↓
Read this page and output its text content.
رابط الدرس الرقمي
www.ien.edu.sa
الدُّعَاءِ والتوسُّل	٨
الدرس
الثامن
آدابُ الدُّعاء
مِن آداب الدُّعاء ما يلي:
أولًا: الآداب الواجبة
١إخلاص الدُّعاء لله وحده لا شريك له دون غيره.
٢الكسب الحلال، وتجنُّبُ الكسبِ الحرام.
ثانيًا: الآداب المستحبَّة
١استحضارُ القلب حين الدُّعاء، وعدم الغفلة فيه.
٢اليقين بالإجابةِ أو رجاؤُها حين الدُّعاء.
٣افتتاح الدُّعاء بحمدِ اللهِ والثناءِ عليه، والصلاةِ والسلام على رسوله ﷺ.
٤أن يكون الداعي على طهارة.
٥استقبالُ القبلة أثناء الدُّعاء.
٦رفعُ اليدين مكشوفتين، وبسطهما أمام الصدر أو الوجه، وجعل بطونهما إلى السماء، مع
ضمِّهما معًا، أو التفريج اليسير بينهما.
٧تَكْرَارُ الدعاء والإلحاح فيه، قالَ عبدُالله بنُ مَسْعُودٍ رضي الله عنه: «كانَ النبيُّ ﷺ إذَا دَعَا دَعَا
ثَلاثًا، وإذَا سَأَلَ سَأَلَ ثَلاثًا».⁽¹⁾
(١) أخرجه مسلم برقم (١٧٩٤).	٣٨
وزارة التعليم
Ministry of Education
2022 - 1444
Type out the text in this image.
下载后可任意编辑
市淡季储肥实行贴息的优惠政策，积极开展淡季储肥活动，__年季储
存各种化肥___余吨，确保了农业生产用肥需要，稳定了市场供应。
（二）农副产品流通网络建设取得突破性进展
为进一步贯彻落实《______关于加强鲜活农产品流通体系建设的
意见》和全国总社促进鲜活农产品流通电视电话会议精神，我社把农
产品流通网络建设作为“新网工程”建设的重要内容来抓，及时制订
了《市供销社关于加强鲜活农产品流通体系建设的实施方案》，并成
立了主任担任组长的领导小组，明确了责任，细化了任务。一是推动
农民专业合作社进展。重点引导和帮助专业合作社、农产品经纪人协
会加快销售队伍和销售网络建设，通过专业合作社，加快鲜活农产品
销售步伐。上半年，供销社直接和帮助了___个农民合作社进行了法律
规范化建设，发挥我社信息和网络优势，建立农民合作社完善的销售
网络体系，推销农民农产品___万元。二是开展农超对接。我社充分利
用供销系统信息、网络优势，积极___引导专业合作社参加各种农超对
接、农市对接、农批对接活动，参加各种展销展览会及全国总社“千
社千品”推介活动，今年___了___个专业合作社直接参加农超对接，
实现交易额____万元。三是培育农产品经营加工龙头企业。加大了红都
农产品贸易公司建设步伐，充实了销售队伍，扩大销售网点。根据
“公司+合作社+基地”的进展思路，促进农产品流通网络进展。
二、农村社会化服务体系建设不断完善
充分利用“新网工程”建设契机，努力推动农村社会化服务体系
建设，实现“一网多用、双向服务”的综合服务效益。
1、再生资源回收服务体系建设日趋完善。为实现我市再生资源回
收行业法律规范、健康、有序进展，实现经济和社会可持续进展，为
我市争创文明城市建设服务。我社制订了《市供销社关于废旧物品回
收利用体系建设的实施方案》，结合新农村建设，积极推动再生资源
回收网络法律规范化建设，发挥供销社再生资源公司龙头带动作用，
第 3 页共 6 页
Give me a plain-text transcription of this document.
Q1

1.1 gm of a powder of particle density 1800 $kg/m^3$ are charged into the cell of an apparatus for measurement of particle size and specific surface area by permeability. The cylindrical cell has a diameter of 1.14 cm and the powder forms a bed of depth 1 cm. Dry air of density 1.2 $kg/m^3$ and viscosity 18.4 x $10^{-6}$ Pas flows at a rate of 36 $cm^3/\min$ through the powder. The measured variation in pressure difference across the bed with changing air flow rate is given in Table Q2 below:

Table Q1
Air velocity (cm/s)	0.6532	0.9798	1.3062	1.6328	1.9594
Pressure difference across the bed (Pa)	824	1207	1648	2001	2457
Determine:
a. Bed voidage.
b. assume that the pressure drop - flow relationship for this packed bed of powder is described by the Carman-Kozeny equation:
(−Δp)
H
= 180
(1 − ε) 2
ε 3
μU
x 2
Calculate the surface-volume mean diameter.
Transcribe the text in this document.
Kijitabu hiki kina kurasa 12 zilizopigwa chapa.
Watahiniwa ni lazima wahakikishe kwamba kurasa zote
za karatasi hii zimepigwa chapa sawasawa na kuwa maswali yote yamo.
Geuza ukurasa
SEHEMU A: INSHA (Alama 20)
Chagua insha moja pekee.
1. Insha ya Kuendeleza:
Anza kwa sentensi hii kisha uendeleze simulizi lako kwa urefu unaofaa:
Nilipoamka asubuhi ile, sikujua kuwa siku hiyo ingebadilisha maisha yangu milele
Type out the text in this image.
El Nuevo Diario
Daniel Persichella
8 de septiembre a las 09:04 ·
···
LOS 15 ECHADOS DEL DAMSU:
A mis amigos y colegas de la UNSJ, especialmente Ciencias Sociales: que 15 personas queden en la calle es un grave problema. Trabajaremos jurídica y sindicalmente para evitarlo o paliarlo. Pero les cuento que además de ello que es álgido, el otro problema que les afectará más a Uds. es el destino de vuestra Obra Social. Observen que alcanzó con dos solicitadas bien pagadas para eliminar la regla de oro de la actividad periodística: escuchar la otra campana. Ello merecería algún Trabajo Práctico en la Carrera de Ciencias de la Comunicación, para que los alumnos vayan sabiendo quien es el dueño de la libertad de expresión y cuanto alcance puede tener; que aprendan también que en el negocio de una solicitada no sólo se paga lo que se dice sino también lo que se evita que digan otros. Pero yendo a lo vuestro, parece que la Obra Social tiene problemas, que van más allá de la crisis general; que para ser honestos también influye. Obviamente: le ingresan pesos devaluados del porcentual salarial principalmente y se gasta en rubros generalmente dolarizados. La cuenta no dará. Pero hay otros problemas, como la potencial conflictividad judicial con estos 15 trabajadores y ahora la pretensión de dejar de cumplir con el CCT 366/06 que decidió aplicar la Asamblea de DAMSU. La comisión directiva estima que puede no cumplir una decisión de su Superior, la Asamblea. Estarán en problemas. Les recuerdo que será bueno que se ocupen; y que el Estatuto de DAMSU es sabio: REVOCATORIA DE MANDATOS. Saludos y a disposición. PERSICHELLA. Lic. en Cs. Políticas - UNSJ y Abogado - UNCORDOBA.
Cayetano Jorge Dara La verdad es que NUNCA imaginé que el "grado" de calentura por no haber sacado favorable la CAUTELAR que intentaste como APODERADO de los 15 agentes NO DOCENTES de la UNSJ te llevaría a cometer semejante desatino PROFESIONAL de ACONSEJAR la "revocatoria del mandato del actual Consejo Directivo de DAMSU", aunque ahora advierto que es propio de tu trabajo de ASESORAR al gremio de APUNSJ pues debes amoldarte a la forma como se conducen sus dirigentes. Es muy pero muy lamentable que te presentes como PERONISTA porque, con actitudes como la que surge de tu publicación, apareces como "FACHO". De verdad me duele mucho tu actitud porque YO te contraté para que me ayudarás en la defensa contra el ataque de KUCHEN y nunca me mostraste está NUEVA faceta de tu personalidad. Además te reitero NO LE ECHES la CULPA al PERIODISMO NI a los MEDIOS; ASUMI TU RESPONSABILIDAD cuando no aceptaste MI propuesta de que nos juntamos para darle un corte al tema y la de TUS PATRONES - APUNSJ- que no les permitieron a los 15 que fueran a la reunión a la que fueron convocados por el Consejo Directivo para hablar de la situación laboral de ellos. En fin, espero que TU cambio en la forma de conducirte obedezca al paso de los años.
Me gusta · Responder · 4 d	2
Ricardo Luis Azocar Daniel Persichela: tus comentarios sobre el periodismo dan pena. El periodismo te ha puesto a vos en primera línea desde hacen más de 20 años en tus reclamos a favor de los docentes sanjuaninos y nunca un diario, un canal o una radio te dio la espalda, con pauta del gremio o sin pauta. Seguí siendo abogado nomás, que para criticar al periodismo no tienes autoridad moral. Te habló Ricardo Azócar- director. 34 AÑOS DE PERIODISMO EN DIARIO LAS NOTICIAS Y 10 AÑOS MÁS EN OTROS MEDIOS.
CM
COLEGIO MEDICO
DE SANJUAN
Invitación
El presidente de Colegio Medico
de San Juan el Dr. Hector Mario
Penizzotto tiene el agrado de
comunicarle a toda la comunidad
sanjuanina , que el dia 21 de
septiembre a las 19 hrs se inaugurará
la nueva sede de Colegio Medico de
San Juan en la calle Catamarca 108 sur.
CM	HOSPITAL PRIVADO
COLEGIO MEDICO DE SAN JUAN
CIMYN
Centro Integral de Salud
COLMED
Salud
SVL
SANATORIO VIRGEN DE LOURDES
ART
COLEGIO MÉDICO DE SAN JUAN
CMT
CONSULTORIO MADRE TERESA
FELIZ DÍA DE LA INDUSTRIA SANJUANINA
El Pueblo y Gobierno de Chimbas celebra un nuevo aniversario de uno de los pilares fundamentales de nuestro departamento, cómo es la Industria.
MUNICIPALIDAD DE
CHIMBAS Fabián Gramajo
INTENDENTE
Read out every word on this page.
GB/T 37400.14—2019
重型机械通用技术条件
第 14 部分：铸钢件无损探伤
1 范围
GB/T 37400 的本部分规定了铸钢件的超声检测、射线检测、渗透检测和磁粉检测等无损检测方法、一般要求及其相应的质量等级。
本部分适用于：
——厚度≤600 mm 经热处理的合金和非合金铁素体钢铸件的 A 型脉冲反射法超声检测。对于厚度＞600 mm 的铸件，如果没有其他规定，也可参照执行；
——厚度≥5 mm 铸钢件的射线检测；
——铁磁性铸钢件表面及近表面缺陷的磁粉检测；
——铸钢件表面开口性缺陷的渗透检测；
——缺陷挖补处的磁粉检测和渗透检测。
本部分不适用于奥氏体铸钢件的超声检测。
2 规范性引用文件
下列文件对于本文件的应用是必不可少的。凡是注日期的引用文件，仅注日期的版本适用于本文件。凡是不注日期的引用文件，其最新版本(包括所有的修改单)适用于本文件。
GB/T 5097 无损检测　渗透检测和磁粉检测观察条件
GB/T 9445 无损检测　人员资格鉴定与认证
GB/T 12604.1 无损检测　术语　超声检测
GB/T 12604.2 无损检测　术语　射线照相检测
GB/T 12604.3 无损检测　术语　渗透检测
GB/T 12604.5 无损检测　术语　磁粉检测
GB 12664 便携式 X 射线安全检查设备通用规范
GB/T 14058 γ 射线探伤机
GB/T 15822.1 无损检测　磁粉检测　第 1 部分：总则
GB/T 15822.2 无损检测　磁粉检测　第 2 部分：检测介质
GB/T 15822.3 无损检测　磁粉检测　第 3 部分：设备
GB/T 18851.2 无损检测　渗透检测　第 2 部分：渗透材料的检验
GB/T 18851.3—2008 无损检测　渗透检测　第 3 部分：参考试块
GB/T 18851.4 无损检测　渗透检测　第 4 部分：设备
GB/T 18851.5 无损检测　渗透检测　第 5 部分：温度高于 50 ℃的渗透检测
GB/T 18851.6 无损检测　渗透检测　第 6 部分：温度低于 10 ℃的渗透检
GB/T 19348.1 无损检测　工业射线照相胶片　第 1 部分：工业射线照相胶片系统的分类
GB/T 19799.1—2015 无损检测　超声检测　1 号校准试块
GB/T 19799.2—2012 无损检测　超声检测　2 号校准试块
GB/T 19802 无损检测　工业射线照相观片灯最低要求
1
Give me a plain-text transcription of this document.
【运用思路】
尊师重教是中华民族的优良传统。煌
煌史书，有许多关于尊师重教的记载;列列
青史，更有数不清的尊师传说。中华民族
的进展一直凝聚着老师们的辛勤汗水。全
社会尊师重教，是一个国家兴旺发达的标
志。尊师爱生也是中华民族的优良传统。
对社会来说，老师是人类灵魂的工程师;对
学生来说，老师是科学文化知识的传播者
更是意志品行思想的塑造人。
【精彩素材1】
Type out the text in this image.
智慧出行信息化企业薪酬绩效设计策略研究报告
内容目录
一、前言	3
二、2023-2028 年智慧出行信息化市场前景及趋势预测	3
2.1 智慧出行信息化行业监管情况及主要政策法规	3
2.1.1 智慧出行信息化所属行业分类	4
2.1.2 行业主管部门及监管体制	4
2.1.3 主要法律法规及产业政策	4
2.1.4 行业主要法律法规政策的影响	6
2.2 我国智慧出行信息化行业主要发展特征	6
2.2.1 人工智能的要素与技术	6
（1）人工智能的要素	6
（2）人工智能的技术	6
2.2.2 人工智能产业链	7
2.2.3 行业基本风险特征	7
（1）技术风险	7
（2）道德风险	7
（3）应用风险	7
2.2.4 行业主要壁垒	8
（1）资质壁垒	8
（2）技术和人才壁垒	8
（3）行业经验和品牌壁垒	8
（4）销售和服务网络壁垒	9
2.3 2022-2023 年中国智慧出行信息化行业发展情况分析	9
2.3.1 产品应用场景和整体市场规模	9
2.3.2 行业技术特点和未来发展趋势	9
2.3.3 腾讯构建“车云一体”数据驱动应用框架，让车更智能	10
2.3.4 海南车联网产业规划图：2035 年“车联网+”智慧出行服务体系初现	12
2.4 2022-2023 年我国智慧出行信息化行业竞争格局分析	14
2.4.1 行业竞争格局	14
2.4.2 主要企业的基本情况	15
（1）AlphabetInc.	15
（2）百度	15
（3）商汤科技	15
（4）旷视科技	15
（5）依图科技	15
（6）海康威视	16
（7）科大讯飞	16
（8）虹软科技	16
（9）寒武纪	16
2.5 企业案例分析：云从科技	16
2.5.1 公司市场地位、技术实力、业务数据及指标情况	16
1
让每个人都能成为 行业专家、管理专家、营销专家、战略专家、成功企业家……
↑
Directions: Identify each line in the records above that contains the word "الله", and copy it out in full.

Solution:
٣افتتاح الدُّعاء بحمدِ اللهِ والثناءِ عليه، والصلاةِ والسلام على رسوله ﷺ.
٧تَكْرَارُ الدعاء والإلحاح فيه، قالَ عبدُالله بنُ مَسْعُودٍ رضي الله عنه: «كانَ النبيُّ ﷺ إذَا دَعَا دَعَا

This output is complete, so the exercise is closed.